(Stored items)
- - -
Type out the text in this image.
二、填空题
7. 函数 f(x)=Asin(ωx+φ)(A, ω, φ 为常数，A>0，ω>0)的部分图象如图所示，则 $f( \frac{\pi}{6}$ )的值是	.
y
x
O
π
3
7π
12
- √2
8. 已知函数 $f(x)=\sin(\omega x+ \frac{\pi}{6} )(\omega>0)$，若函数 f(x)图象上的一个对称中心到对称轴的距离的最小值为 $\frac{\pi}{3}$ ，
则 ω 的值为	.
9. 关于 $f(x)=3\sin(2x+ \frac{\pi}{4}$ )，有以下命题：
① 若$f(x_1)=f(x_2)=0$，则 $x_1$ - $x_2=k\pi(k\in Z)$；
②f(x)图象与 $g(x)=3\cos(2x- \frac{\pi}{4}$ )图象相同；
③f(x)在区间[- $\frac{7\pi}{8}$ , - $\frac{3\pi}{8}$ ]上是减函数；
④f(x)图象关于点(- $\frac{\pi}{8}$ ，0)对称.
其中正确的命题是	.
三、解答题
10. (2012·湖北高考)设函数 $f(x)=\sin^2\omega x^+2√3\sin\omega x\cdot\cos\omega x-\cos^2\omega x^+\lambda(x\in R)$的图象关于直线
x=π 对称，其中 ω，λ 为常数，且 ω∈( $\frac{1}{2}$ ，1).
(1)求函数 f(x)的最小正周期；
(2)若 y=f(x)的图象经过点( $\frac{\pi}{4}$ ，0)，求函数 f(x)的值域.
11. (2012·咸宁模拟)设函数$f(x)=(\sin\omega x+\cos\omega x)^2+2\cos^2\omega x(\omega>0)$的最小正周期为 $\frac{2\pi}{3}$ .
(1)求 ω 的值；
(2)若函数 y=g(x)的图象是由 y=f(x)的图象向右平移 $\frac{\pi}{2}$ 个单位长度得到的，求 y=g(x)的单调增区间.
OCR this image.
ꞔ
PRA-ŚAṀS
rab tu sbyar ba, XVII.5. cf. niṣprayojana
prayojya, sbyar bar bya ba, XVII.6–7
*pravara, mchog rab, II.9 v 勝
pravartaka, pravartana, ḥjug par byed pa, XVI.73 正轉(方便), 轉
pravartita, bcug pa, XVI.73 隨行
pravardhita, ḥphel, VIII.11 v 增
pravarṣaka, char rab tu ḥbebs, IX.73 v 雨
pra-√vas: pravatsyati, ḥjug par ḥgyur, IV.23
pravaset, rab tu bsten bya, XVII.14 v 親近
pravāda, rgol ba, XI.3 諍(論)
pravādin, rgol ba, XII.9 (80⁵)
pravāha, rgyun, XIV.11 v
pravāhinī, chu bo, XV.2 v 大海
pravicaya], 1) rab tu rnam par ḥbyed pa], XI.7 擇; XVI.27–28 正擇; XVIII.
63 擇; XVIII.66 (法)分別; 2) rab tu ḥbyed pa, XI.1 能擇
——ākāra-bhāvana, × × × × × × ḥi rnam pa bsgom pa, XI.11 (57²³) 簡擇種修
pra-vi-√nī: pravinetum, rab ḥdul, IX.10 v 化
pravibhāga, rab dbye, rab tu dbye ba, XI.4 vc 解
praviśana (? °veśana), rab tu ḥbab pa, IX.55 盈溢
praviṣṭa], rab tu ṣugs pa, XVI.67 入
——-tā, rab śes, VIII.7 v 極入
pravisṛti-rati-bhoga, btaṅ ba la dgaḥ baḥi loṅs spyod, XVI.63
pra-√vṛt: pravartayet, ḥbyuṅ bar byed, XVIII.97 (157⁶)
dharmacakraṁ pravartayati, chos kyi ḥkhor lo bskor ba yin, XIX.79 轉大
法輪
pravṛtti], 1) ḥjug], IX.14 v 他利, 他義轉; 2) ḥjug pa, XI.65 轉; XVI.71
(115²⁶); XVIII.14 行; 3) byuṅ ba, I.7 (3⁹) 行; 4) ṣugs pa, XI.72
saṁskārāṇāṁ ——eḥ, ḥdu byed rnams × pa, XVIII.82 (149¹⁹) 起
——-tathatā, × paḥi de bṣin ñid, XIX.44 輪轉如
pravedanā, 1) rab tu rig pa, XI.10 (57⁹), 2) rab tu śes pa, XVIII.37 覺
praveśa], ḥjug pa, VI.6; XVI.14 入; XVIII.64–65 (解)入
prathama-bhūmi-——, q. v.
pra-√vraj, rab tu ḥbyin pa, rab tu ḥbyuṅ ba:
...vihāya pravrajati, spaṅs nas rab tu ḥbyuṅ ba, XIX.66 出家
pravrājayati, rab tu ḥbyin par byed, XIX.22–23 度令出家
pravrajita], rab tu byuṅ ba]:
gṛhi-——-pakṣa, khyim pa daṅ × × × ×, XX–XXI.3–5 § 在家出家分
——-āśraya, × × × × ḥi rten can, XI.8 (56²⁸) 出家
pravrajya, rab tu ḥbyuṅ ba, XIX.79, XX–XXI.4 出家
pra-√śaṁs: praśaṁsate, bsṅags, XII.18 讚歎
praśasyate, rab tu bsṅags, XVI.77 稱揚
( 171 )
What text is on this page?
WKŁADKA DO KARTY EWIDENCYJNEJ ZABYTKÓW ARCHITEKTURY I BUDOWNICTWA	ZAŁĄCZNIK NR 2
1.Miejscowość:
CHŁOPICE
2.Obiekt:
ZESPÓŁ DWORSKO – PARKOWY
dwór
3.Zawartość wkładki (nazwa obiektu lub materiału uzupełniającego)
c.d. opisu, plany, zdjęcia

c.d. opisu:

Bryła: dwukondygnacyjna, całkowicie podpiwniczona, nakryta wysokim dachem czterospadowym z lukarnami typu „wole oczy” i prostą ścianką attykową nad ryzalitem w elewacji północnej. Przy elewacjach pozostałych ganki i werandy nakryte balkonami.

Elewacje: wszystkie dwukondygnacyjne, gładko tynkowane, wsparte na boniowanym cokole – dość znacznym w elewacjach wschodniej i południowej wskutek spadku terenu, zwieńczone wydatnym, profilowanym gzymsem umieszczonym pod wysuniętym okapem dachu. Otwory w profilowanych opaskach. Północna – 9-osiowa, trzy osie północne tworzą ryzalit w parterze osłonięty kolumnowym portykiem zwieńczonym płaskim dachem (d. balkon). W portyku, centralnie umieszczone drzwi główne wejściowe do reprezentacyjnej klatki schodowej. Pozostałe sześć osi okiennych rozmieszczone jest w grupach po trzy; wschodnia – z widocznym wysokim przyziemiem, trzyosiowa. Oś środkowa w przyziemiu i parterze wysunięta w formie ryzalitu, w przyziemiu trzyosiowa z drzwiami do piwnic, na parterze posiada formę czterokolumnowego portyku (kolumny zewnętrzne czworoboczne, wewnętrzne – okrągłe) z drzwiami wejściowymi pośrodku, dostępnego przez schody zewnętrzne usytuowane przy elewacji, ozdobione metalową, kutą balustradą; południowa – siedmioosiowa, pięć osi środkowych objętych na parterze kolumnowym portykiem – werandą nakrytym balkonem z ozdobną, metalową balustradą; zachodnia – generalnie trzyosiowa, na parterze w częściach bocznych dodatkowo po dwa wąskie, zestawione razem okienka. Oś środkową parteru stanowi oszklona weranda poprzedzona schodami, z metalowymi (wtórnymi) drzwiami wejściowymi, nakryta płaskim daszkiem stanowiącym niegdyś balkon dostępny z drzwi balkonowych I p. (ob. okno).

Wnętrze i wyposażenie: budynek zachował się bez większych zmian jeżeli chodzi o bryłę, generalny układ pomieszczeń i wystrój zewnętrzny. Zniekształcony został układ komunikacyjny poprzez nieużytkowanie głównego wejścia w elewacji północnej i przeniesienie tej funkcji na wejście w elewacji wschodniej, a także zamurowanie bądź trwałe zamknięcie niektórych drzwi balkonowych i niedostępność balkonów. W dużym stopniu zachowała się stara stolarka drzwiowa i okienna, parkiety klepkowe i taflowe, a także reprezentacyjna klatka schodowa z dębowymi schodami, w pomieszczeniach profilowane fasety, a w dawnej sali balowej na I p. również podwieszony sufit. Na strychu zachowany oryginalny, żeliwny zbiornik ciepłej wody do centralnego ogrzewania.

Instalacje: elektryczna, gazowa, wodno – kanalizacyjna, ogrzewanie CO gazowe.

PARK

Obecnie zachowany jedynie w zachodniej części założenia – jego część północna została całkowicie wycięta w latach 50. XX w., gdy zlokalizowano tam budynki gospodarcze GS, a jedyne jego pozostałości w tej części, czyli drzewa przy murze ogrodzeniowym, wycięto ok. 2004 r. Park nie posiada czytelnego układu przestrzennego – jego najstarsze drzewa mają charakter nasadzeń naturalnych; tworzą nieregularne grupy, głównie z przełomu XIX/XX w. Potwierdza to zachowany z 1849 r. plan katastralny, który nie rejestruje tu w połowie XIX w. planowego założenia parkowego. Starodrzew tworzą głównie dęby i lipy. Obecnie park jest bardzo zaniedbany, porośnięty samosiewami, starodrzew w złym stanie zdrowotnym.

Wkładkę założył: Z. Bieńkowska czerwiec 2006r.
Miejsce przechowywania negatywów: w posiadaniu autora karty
- - -
Pick out each line containing "całkowicie" and report it.

Bryła: dwukondygnacyjna, całkowicie podpiwniczona, nakryta wysokim dachem czterospadowym z lukarnami typu „wole oczy” i prostą ścianką attykową nad ryzalitem w elewacji północnej. Przy elewacjach pozostałych ganki i werandy nakryte balkonami.
Obecnie zachowany jedynie w zachodniej części założenia – jego część północna została całkowicie wycięta w latach 50. XX w., gdy zlokalizowano tam budynki gospodarcze GS, a jedyne jego pozostałości w tej części, czyli drzewa przy murze ogrodzeniowym, wycięto ok. 2004 r. Park nie posiada czytelnego układu przestrzennego – jego najstarsze drzewa mają charakter nasadzeń naturalnych; tworzą nieregularne grupy, głównie z przełomu XIX/XX w. Potwierdza to zachowany z 1849 r. plan katastralny, który nie rejestruje tu w połowie XIX w. planowego założenia parkowego. Starodrzew tworzą głównie dęby i lipy. Obecnie park jest bardzo zaniedbany, porośnięty samosiewami, starodrzew w złym stanie zdrowotnym.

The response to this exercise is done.